TO DO:
Return all of the data exactly as given.

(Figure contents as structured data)
-- start --

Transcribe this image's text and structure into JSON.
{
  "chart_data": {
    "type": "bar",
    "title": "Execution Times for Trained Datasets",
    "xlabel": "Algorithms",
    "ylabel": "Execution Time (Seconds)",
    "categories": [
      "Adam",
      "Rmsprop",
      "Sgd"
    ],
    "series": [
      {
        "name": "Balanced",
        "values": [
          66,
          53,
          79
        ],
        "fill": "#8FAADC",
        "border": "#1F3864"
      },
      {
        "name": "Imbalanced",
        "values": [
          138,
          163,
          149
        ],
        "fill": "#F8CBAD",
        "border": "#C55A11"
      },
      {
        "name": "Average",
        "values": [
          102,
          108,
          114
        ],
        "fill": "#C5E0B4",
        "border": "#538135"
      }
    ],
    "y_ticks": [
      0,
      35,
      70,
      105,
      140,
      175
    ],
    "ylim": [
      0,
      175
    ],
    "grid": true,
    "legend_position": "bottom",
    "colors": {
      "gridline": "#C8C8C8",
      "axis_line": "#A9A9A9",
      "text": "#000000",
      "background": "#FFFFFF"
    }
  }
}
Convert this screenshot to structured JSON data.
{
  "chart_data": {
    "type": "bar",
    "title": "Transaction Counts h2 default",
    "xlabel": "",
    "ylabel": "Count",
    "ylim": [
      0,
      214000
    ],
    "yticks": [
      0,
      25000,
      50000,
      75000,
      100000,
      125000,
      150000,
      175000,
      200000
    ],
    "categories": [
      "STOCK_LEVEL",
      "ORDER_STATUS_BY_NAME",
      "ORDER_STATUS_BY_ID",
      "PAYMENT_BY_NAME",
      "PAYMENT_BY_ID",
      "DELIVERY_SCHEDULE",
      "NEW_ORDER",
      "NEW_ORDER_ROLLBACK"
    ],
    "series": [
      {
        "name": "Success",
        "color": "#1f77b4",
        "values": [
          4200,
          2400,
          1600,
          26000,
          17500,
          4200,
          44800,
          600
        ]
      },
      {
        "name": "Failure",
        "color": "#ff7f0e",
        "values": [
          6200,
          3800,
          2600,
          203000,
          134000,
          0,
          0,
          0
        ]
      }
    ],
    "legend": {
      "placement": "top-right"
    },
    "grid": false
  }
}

-- end --

FULL RESPONSE:
Transcribe this image's text and structure into JSON.
{
  "chart_data": {
    "type": "bar",
    "title": "Execution Times for Trained Datasets",
    "xlabel": "Algorithms",
    "ylabel": "Execution Time (Seconds)",
    "categories": [
      "Adam",
      "Rmsprop",
      "Sgd"
    ],
    "series": [
      {
        "name": "Balanced",
        "values": [
          66,
          53,
          79
        ],
        "fill": "#8FAADC",
        "border": "#1F3864"
      },
      {
        "name": "Imbalanced",
        "values": [
          138,
          163,
          149
        ],
        "fill": "#F8CBAD",
        "border": "#C55A11"
      },
      {
        "name": "Average",
        "values": [
          102,
          108,
          114
        ],
        "fill": "#C5E0B4",
        "border": "#538135"
      }
    ],
    "y_ticks": [
      0,
      35,
      70,
      105,
      140,
      175
    ],
    "ylim": [
      0,
      175
    ],
    "grid": true,
    "legend_position": "bottom",
    "colors": {
      "gridline": "#C8C8C8",
      "axis_line": "#A9A9A9",
      "text": "#000000",
      "background": "#FFFFFF"
    }
  }
}
Convert this screenshot to structured JSON data.
{
  "chart_data": {
    "type": "bar",
    "title": "Transaction Counts h2 default",
    "xlabel": "",
    "ylabel": "Count",
    "ylim": [
      0,
      214000
    ],
    "yticks": [
      0,
      25000,
      50000,
      75000,
      100000,
      125000,
      150000,
      175000,
      200000
    ],
    "categories": [
      "STOCK_LEVEL",
      "ORDER_STATUS_BY_NAME",
      "ORDER_STATUS_BY_ID",
      "PAYMENT_BY_NAME",
      "PAYMENT_BY_ID",
      "DELIVERY_SCHEDULE",
      "NEW_ORDER",
      "NEW_ORDER_ROLLBACK"
    ],
    "series": [
      {
        "name": "Success",
        "color": "#1f77b4",
        "values": [
          4200,
          2400,
          1600,
          26000,
          17500,
          4200,
          44800,
          600
        ]
      },
      {
        "name": "Failure",
        "color": "#ff7f0e",
        "values": [
          6200,
          3800,
          2600,
          203000,
          134000,
          0,
          0,
          0
        ]
      }
    ],
    "legend": {
      "placement": "top-right"
    },
    "grid": false
  }
}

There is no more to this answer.